● Exercise description: Reproduce the lines of all the records below unchanged, omitting the pictures from your answer.

Records from a dataset:

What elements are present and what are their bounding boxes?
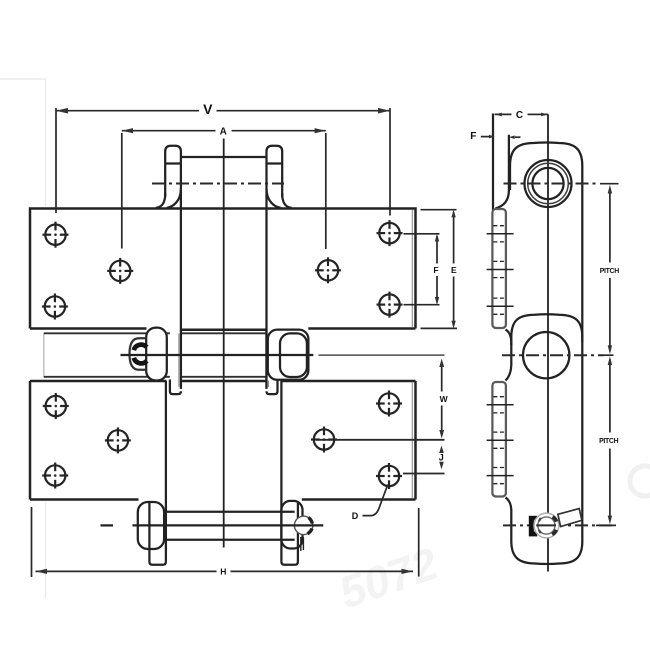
- svg-text:5072: 5072: [333, 538, 444, 619]
- svg-text:D: D: [352, 511, 359, 521]
- svg-text:V: V: [203, 101, 213, 117]
- svg-text:E: E: [451, 265, 457, 275]
- svg-text:J: J: [439, 452, 444, 462]
- svg-text:A: A: [220, 127, 227, 138]
- svg-text:PITCH: PITCH: [600, 268, 619, 275]
- svg-text:H: H: [220, 566, 226, 576]
- svg-text:F: F: [433, 265, 438, 275]
- svg-text:F: F: [470, 131, 476, 142]
- svg-text:W: W: [440, 394, 449, 404]
- svg-text:C: C: [516, 110, 523, 121]
- svg-text:PITCH: PITCH: [599, 438, 618, 445]
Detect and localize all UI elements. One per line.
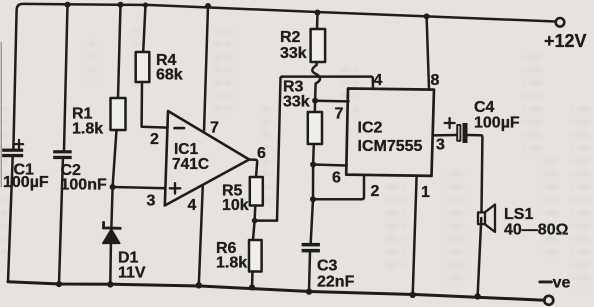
wire: op-amp pin 7 from +12V rail — [204, 6, 208, 132]
junction: pin8 at top rail — [424, 13, 430, 19]
wire: 0V bottom rail — [8, 282, 544, 301]
svg-text:40—80Ω: 40—80Ω — [504, 221, 569, 238]
scan edge artifact left — [1, 42, 2, 187]
svg-text:10k: 10k — [222, 197, 249, 214]
wire: node C to R3 — [314, 101, 317, 113]
wire: R5 to node B — [253, 206, 256, 221]
wire: C3 to 0V rail — [309, 252, 310, 292]
op-amp U1 IC1 741C — [165, 111, 249, 206]
svg-text:100µF: 100µF — [474, 114, 520, 131]
junction: node C — [312, 98, 318, 104]
wire: R4 branch from +12V rail — [143, 5, 145, 52]
wire: node B stub to riser — [255, 219, 277, 222]
junction: pin4 at bottom rail — [196, 282, 202, 288]
junction: R6 at bottom rail — [249, 284, 255, 290]
svg-text:33k: 33k — [280, 45, 307, 62]
svg-text:22nF: 22nF — [317, 273, 355, 290]
svg-text:3: 3 — [147, 192, 156, 209]
svg-text:2: 2 — [371, 183, 380, 200]
svg-text:1: 1 — [421, 184, 430, 201]
junction: C2 at top rail — [65, 2, 71, 8]
junction: R2 at top rail — [315, 10, 321, 16]
wire: node E down to C3 — [311, 199, 313, 243]
wire: riser node B up to IC2 pin 4 line — [277, 77, 283, 221]
op-amp plus sign — [170, 183, 180, 193]
capacitor C3 — [302, 243, 320, 253]
capacitor C4 — [457, 123, 467, 143]
capacitor C2 — [53, 150, 71, 159]
svg-text:7: 7 — [210, 119, 219, 136]
junction: pin1 at bottom rail — [410, 292, 416, 298]
svg-text:4: 4 — [188, 197, 197, 214]
svg-text:6: 6 — [332, 169, 341, 186]
wire: node A to D1 — [111, 187, 112, 227]
svg-text:3: 3 — [436, 136, 445, 153]
resistor R4 — [136, 52, 150, 82]
wire: R3 to node D — [312, 144, 315, 165]
speaker LS1 — [478, 205, 495, 232]
junction: node D — [310, 162, 316, 168]
resistor R5 — [250, 177, 263, 206]
svg-text:C4: C4 — [474, 99, 495, 116]
capacitor C1 — [2, 149, 23, 158]
wire: R4 to op-amp pin 2 — [142, 82, 168, 128]
junction: node B — [252, 218, 258, 224]
diode D1 (zener 11V) — [103, 222, 121, 243]
wire: op-amp output pin 6 to R5 — [249, 160, 257, 178]
op-amp minus sign — [175, 127, 185, 130]
svg-text:7: 7 — [335, 105, 344, 122]
wire: IC2 pin 1 to 0V rail — [413, 176, 417, 295]
resistor R6 — [249, 240, 262, 272]
svg-text:68k: 68k — [156, 67, 183, 84]
resistor R3 — [308, 112, 322, 144]
wire: C4 to LS1 — [466, 135, 482, 212]
svg-text:2: 2 — [150, 131, 159, 148]
junction: node E — [310, 196, 316, 202]
wire: node D to IC2 pin 6 — [313, 165, 347, 166]
IC U2 IC2 ICM7555 box — [346, 89, 434, 176]
resistor R1 — [111, 98, 126, 130]
resistor R2 — [311, 29, 326, 62]
wire: C2 branch from +12V rail — [64, 5, 68, 151]
svg-text:8: 8 — [431, 72, 440, 89]
svg-text:IC2: IC2 — [358, 120, 383, 137]
junction: C3 at bottom rail — [306, 288, 312, 294]
wire: LS1 to 0V rail — [478, 218, 482, 296]
junction: LS1 at bottom rail — [474, 293, 480, 299]
svg-text:741C: 741C — [172, 156, 209, 173]
svg-text:LS1: LS1 — [504, 206, 533, 223]
wire: op-amp pin 4 to 0V rail — [199, 186, 203, 286]
junction: R4 at top rail — [143, 2, 148, 7]
wire: D1 to 0V rail — [109, 244, 112, 285]
junction: R1 at top rail — [118, 2, 124, 8]
junction: D1 at bottom rail — [107, 281, 113, 287]
wire: node A to op-amp pin 3 — [113, 187, 166, 188]
terminal +12V — [556, 18, 565, 27]
svg-text:1.8k: 1.8k — [216, 255, 247, 272]
wire: R2 hop over pin-4 line — [312, 62, 320, 101]
svg-text:100µF: 100µF — [3, 174, 49, 191]
wire: pin 4 horizontal line to IC2 — [282, 77, 373, 89]
wire: R1 to node A — [113, 130, 117, 187]
svg-text:ICM7555: ICM7555 — [358, 138, 423, 155]
svg-text:+12V: +12V — [544, 31, 587, 51]
wire: R1 branch from +12V rail — [118, 5, 121, 98]
wire: R2 branch from +12V rail — [316, 13, 319, 30]
svg-text:100nF: 100nF — [61, 176, 107, 193]
svg-text:R2: R2 — [280, 29, 301, 46]
wire: IC2 pin 8 from +12V rail — [427, 16, 429, 88]
wire: node C to IC2 pin 7 — [315, 99, 349, 102]
wire: node D to node E — [312, 165, 315, 200]
wire: R6 to 0V rail — [251, 272, 254, 288]
terminal -ve — [544, 296, 553, 305]
junction: C2 at bottom rail — [56, 281, 62, 287]
C1 plus sign — [15, 140, 23, 148]
svg-text:33k: 33k — [283, 93, 310, 110]
net -ve dash — [540, 280, 552, 283]
junction: node A — [110, 184, 116, 190]
wire: +12V top rail — [13, 4, 555, 149]
svg-text:11V: 11V — [118, 265, 146, 282]
svg-text:6: 6 — [257, 145, 266, 162]
svg-text:C3: C3 — [317, 257, 338, 274]
wire: C2 to 0V rail — [59, 159, 63, 284]
C4 plus sign — [445, 118, 455, 128]
wire: C1 to 0V rail — [8, 157, 13, 282]
wire: IC2 pin 3 to C4 — [433, 134, 456, 137]
svg-text:1.8k: 1.8k — [72, 121, 103, 138]
junction: pin7 at top rail — [205, 3, 211, 9]
svg-text:ve: ve — [553, 274, 571, 291]
wire: node B to R6 — [253, 221, 255, 240]
wire: IC2 pin 2 to node E — [313, 176, 364, 199]
svg-text:4: 4 — [374, 72, 383, 89]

● Solution for this exercise:
What elements are present and what are their bounding boxes?
- svg-text:5072: 5072: [333, 538, 444, 619]
- svg-text:D: D: [352, 511, 359, 521]
- svg-text:V: V: [203, 101, 213, 117]
- svg-text:E: E: [451, 265, 457, 275]
- svg-text:J: J: [439, 452, 444, 462]
- svg-text:A: A: [220, 127, 227, 138]
- svg-text:PITCH: PITCH: [600, 268, 619, 275]
- svg-text:H: H: [220, 566, 226, 576]
- svg-text:F: F: [433, 265, 438, 275]
- svg-text:F: F: [470, 131, 476, 142]
- svg-text:W: W: [440, 394, 449, 404]
- svg-text:C: C: [516, 110, 523, 121]
- svg-text:PITCH: PITCH: [599, 438, 618, 445]
Detect and localize all UI elements. One per line.
wire: op-amp pin 7 from +12V rail — [204, 6, 208, 132]
junction: pin8 at top rail — [424, 13, 430, 19]
wire: 0V bottom rail — [8, 282, 544, 301]
svg-text:40—80Ω: 40—80Ω — [504, 221, 569, 238]
scan edge artifact left — [1, 42, 2, 187]
svg-text:10k: 10k — [222, 197, 249, 214]
wire: node C to R3 — [314, 101, 317, 113]
wire: R5 to node B — [253, 206, 256, 221]
wire: C3 to 0V rail — [309, 252, 310, 292]
op-amp U1 IC1 741C — [165, 111, 249, 206]
svg-text:100µF: 100µF — [474, 114, 520, 131]
junction: node C — [312, 98, 318, 104]
wire: R4 branch from +12V rail — [143, 5, 145, 52]
wire: node B stub to riser — [255, 219, 277, 222]
junction: pin4 at bottom rail — [196, 282, 202, 288]
junction: R6 at bottom rail — [249, 284, 255, 290]
svg-text:33k: 33k — [280, 45, 307, 62]
svg-text:22nF: 22nF — [317, 273, 355, 290]
svg-text:3: 3 — [147, 192, 156, 209]
svg-text:2: 2 — [371, 183, 380, 200]
svg-text:1: 1 — [421, 184, 430, 201]
junction: C2 at top rail — [65, 2, 71, 8]
junction: R2 at top rail — [315, 10, 321, 16]
wire: node E down to C3 — [311, 199, 313, 243]
wire: riser node B up to IC2 pin 4 line — [277, 77, 283, 221]
op-amp plus sign — [170, 183, 180, 193]
capacitor C3 — [302, 243, 320, 253]
capacitor C4 — [457, 123, 467, 143]
capacitor C2 — [53, 150, 71, 159]
svg-text:7: 7 — [210, 119, 219, 136]
junction: pin1 at bottom rail — [410, 292, 416, 298]
svg-text:4: 4 — [188, 197, 197, 214]
svg-text:6: 6 — [332, 169, 341, 186]
wire: node A to D1 — [111, 187, 112, 227]
svg-text:3: 3 — [436, 136, 445, 153]
resistor R4 — [136, 52, 150, 82]
wire: R3 to node D — [312, 144, 315, 165]
speaker LS1 — [478, 205, 495, 232]
junction: node D — [310, 162, 316, 168]
resistor R5 — [250, 177, 263, 206]
svg-text:C4: C4 — [474, 99, 495, 116]
capacitor C1 — [2, 149, 23, 158]
wire: R4 to op-amp pin 2 — [142, 82, 168, 128]
junction: node B — [252, 218, 258, 224]
diode D1 (zener 11V) — [103, 222, 121, 243]
wire: op-amp output pin 6 to R5 — [249, 160, 257, 178]
op-amp minus sign — [175, 127, 185, 130]
svg-text:7: 7 — [335, 105, 344, 122]
wire: IC2 pin 1 to 0V rail — [413, 176, 417, 295]
resistor R6 — [249, 240, 262, 272]
svg-text:68k: 68k — [156, 67, 183, 84]
resistor R3 — [308, 112, 322, 144]
wire: C4 to LS1 — [466, 135, 482, 212]
svg-text:2: 2 — [150, 131, 159, 148]
junction: node E — [310, 196, 316, 202]
wire: node D to IC2 pin 6 — [313, 165, 347, 166]
IC U2 IC2 ICM7555 box — [346, 89, 434, 176]
resistor R1 — [111, 98, 126, 130]
resistor R2 — [311, 29, 326, 62]
wire: C2 branch from +12V rail — [64, 5, 68, 151]
svg-text:8: 8 — [431, 72, 440, 89]
svg-text:IC2: IC2 — [358, 120, 383, 137]
junction: C3 at bottom rail — [306, 288, 312, 294]
wire: LS1 to 0V rail — [478, 218, 482, 296]
junction: LS1 at bottom rail — [474, 293, 480, 299]
svg-text:741C: 741C — [172, 156, 209, 173]
svg-text:LS1: LS1 — [504, 206, 533, 223]
wire: op-amp pin 4 to 0V rail — [199, 186, 203, 286]
junction: R4 at top rail — [143, 2, 148, 7]
wire: D1 to 0V rail — [109, 244, 112, 285]
junction: R1 at top rail — [118, 2, 124, 8]
junction: D1 at bottom rail — [107, 281, 113, 287]
wire: node A to op-amp pin 3 — [113, 187, 166, 188]
terminal +12V — [556, 18, 565, 27]
svg-text:1.8k: 1.8k — [216, 255, 247, 272]
wire: R2 hop over pin-4 line — [312, 62, 320, 101]
svg-text:100µF: 100µF — [3, 174, 49, 191]
wire: pin 4 horizontal line to IC2 — [282, 77, 373, 89]
wire: R1 to node A — [113, 130, 117, 187]
svg-text:ICM7555: ICM7555 — [358, 138, 423, 155]
svg-text:+12V: +12V — [544, 31, 587, 51]
wire: R1 branch from +12V rail — [118, 5, 121, 98]
wire: R2 branch from +12V rail — [316, 13, 319, 30]
svg-text:100nF: 100nF — [61, 176, 107, 193]
svg-text:R2: R2 — [280, 29, 301, 46]
wire: IC2 pin 8 from +12V rail — [427, 16, 429, 88]
wire: node C to IC2 pin 7 — [315, 99, 349, 102]
wire: node D to node E — [312, 165, 315, 200]
wire: R6 to 0V rail — [251, 272, 254, 288]
terminal -ve — [544, 296, 553, 305]
junction: C2 at bottom rail — [56, 281, 62, 287]
C1 plus sign — [15, 140, 23, 148]
svg-text:33k: 33k — [283, 93, 310, 110]
net -ve dash — [540, 280, 552, 283]
junction: node A — [110, 184, 116, 190]
wire: +12V top rail — [13, 4, 555, 149]
svg-text:11V: 11V — [118, 265, 146, 282]
svg-text:6: 6 — [257, 145, 266, 162]
svg-text:C3: C3 — [317, 257, 338, 274]
wire: C2 to 0V rail — [59, 159, 63, 284]
C4 plus sign — [445, 118, 455, 128]
wire: C1 to 0V rail — [8, 157, 13, 282]
wire: IC2 pin 3 to C4 — [433, 134, 456, 137]
svg-text:1.8k: 1.8k — [72, 121, 103, 138]
junction: pin7 at top rail — [205, 3, 211, 9]
svg-text:ve: ve — [553, 274, 571, 291]
wire: node B to R6 — [253, 221, 255, 240]
wire: IC2 pin 2 to node E — [313, 176, 364, 199]
svg-text:4: 4 — [374, 72, 383, 89]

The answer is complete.